In the entries, find all lines that hold the word "JSON" and copy them.

+ + +

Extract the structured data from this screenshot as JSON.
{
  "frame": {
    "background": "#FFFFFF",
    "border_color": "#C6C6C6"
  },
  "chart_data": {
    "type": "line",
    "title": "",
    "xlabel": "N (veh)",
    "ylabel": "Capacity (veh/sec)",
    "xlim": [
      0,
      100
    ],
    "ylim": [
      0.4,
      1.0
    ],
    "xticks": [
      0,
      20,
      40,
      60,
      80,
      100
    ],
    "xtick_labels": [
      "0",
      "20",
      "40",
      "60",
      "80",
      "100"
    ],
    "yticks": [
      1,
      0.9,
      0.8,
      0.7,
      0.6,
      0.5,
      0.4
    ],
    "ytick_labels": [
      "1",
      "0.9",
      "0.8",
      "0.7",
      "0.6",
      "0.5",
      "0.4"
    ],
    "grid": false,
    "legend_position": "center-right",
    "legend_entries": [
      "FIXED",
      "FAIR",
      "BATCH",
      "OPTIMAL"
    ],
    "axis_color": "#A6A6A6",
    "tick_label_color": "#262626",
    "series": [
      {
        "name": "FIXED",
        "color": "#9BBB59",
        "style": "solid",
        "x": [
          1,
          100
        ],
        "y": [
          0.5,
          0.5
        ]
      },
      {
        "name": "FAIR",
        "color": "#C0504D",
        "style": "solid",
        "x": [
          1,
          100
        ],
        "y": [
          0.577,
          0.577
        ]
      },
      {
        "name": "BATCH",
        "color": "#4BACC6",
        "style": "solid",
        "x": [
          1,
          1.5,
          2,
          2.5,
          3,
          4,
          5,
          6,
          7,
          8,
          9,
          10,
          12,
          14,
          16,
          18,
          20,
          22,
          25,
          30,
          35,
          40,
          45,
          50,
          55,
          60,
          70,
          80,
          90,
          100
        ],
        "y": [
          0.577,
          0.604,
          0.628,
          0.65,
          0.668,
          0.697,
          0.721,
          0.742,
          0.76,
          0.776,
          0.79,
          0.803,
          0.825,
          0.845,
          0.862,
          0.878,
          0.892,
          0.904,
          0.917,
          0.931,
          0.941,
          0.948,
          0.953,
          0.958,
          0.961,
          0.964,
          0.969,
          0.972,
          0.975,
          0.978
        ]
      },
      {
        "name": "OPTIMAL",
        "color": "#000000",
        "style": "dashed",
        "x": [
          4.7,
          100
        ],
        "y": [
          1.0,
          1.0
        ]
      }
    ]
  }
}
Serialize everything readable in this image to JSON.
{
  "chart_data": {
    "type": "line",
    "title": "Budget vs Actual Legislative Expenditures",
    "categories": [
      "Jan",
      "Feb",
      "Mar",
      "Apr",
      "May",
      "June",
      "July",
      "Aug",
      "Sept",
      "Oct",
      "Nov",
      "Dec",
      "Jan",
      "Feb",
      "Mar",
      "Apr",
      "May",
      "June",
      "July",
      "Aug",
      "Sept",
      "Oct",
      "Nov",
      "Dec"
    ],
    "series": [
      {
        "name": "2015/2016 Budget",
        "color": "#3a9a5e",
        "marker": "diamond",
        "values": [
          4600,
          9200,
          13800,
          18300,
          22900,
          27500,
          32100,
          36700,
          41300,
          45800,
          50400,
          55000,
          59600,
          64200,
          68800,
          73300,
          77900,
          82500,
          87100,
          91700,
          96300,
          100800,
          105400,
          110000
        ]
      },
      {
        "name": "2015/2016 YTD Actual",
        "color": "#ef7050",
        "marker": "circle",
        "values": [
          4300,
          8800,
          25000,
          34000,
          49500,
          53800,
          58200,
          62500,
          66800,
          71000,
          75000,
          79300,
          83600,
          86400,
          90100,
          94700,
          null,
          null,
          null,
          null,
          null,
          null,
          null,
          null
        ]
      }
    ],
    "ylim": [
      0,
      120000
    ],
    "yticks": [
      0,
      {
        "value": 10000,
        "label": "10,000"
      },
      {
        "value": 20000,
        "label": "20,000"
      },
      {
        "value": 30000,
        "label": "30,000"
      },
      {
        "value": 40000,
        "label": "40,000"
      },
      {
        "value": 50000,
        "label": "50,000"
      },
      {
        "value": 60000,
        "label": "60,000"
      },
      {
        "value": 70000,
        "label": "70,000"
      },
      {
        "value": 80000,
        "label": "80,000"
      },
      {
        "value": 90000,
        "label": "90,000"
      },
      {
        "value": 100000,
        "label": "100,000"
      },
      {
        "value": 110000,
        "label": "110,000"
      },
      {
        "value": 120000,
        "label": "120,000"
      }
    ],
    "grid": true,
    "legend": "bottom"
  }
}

+ + +

[Reply to the exercise]
Extract the structured data from this screenshot as JSON.
Serialize everything readable in this image to JSON.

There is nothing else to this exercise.